(Task goal):
Could you print every record below exactly as it appears?

*** Records provided

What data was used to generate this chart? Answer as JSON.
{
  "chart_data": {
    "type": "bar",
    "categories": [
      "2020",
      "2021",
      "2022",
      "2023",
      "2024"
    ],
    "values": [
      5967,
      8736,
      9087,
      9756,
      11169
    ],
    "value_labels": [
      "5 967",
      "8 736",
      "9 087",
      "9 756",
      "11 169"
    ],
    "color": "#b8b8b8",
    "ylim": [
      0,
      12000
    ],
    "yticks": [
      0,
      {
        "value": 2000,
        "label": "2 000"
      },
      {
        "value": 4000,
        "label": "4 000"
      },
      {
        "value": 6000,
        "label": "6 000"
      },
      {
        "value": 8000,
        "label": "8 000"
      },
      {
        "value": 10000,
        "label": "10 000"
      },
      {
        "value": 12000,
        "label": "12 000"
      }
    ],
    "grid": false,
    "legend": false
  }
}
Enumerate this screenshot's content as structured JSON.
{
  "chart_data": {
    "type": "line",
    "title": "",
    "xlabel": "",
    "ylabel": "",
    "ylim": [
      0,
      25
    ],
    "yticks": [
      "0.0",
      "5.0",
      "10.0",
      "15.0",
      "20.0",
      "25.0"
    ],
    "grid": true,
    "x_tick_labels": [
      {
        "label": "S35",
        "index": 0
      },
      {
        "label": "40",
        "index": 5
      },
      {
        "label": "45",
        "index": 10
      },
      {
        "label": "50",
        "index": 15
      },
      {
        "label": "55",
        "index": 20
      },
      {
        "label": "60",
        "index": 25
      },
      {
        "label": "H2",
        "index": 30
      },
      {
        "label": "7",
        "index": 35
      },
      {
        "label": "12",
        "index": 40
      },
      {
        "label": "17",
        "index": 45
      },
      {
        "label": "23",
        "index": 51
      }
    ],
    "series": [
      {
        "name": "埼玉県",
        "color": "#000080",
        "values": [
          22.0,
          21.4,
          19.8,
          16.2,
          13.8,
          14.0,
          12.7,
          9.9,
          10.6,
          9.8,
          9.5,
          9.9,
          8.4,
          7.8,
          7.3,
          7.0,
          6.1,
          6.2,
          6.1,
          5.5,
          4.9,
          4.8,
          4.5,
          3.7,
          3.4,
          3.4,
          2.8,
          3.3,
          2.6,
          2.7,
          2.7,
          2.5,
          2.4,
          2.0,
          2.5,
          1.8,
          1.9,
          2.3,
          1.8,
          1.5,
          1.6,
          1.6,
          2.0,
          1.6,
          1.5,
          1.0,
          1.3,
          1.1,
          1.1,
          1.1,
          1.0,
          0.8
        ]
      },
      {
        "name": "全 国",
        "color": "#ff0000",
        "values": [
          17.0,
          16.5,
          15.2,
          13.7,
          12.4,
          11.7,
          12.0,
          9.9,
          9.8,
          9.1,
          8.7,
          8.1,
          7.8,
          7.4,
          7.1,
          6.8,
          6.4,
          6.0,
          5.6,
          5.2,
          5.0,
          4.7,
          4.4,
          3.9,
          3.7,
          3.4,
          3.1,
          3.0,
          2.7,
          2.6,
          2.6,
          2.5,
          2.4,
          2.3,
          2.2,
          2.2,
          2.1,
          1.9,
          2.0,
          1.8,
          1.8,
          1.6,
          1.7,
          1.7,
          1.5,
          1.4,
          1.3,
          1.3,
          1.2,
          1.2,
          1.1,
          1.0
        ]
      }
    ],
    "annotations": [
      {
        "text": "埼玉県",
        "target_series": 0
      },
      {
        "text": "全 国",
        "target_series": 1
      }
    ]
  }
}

******

(Task output):
What data was used to generate this chart? Answer as JSON.
{
  "chart_data": {
    "type": "bar",
    "categories": [
      "2020",
      "2021",
      "2022",
      "2023",
      "2024"
    ],
    "values": [
      5967,
      8736,
      9087,
      9756,
      11169
    ],
    "value_labels": [
      "5 967",
      "8 736",
      "9 087",
      "9 756",
      "11 169"
    ],
    "color": "#b8b8b8",
    "ylim": [
      0,
      12000
    ],
    "yticks": [
      0,
      {
        "value": 2000,
        "label": "2 000"
      },
      {
        "value": 4000,
        "label": "4 000"
      },
      {
        "value": 6000,
        "label": "6 000"
      },
      {
        "value": 8000,
        "label": "8 000"
      },
      {
        "value": 10000,
        "label": "10 000"
      },
      {
        "value": 12000,
        "label": "12 000"
      }
    ],
    "grid": false,
    "legend": false
  }
}
Enumerate this screenshot's content as structured JSON.
{
  "chart_data": {
    "type": "line",
    "title": "",
    "xlabel": "",
    "ylabel": "",
    "ylim": [
      0,
      25
    ],
    "yticks": [
      "0.0",
      "5.0",
      "10.0",
      "15.0",
      "20.0",
      "25.0"
    ],
    "grid": true,
    "x_tick_labels": [
      {
        "label": "S35",
        "index": 0
      },
      {
        "label": "40",
        "index": 5
      },
      {
        "label": "45",
        "index": 10
      },
      {
        "label": "50",
        "index": 15
      },
      {
        "label": "55",
        "index": 20
      },
      {
        "label": "60",
        "index": 25
      },
      {
        "label": "H2",
        "index": 30
      },
      {
        "label": "7",
        "index": 35
      },
      {
        "label": "12",
        "index": 40
      },
      {
        "label": "17",
        "index": 45
      },
      {
        "label": "23",
        "index": 51
      }
    ],
    "series": [
      {
        "name": "埼玉県",
        "color": "#000080",
        "values": [
          22.0,
          21.4,
          19.8,
          16.2,
          13.8,
          14.0,
          12.7,
          9.9,
          10.6,
          9.8,
          9.5,
          9.9,
          8.4,
          7.8,
          7.3,
          7.0,
          6.1,
          6.2,
          6.1,
          5.5,
          4.9,
          4.8,
          4.5,
          3.7,
          3.4,
          3.4,
          2.8,
          3.3,
          2.6,
          2.7,
          2.7,
          2.5,
          2.4,
          2.0,
          2.5,
          1.8,
          1.9,
          2.3,
          1.8,
          1.5,
          1.6,
          1.6,
          2.0,
          1.6,
          1.5,
          1.0,
          1.3,
          1.1,
          1.1,
          1.1,
          1.0,
          0.8
        ]
      },
      {
        "name": "全 国",
        "color": "#ff0000",
        "values": [
          17.0,
          16.5,
          15.2,
          13.7,
          12.4,
          11.7,
          12.0,
          9.9,
          9.8,
          9.1,
          8.7,
          8.1,
          7.8,
          7.4,
          7.1,
          6.8,
          6.4,
          6.0,
          5.6,
          5.2,
          5.0,
          4.7,
          4.4,
          3.9,
          3.7,
          3.4,
          3.1,
          3.0,
          2.7,
          2.6,
          2.6,
          2.5,
          2.4,
          2.3,
          2.2,
          2.2,
          2.1,
          1.9,
          2.0,
          1.8,
          1.8,
          1.6,
          1.7,
          1.7,
          1.5,
          1.4,
          1.3,
          1.3,
          1.2,
          1.2,
          1.1,
          1.0
        ]
      }
    ],
    "annotations": [
      {
        "text": "埼玉県",
        "target_series": 0
      },
      {
        "text": "全 国",
        "target_series": 1
      }
    ]
  }
}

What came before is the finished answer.